- **Task**
Provide an exact copy of the data, excluding the images.

• • • • •

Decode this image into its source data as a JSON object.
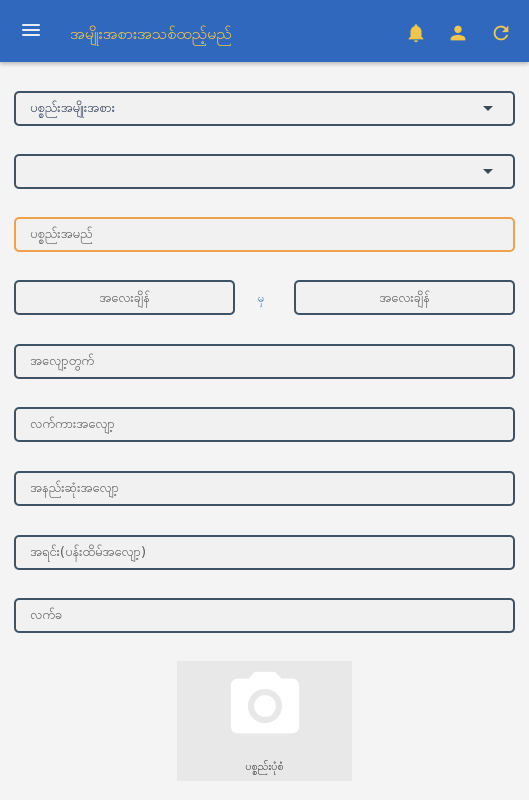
{
  "appbar": {
    "title": "အမျိုးအစားအသစ်ထည့်မည်",
    "icons": [
      "menu-icon",
      "bell-icon",
      "person-icon",
      "refresh-icon"
    ]
  },
  "form": {
    "category_select": "ပစ္စည်းအမျိုးအစား",
    "subcategory_select": "",
    "item_name_placeholder": "ပစ္စည်းအမည်",
    "weight_from_placeholder": "အလေးချိန်",
    "separator": "မှ",
    "weight_to_placeholder": "အလေးချိန်",
    "discount_placeholder": "အလျော့တွက်",
    "labour_placeholder": "လက်ကားအလျော့",
    "min_discount_placeholder": "အနည်းဆုံးအလျော့",
    "net_placeholder": "အရင်း(ပန်းထိမ်အလျော့)",
    "fee_placeholder": "လက်ခ",
    "photo_label": "ပစ္စည်းပုံစံ"
  },
  "colors": {
    "appbar": "#3068bd",
    "title": "#f3c64a",
    "field_border": "#3e5365",
    "focus_border": "#efa24b"
  }
}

• • • • •

- **Solution to this task**
Decode this image into its source data as a JSON object.
{
  "appbar": {
    "title": "အမျိုးအစားအသစ်ထည့်မည်",
    "icons": [
      "menu-icon",
      "bell-icon",
      "person-icon",
      "refresh-icon"
    ]
  },
  "form": {
    "category_select": "ပစ္စည်းအမျိုးအစား",
    "subcategory_select": "",
    "item_name_placeholder": "ပစ္စည်းအမည်",
    "weight_from_placeholder": "အလေးချိန်",
    "separator": "မှ",
    "weight_to_placeholder": "အလေးချိန်",
    "discount_placeholder": "အလျော့တွက်",
    "labour_placeholder": "လက်ကားအလျော့",
    "min_discount_placeholder": "အနည်းဆုံးအလျော့",
    "net_placeholder": "အရင်း(ပန်းထိမ်အလျော့)",
    "fee_placeholder": "လက်ခ",
    "photo_label": "ပစ္စည်းပုံစံ"
  },
  "colors": {
    "appbar": "#3068bd",
    "title": "#f3c64a",
    "field_border": "#3e5365",
    "focus_border": "#efa24b"
  }
}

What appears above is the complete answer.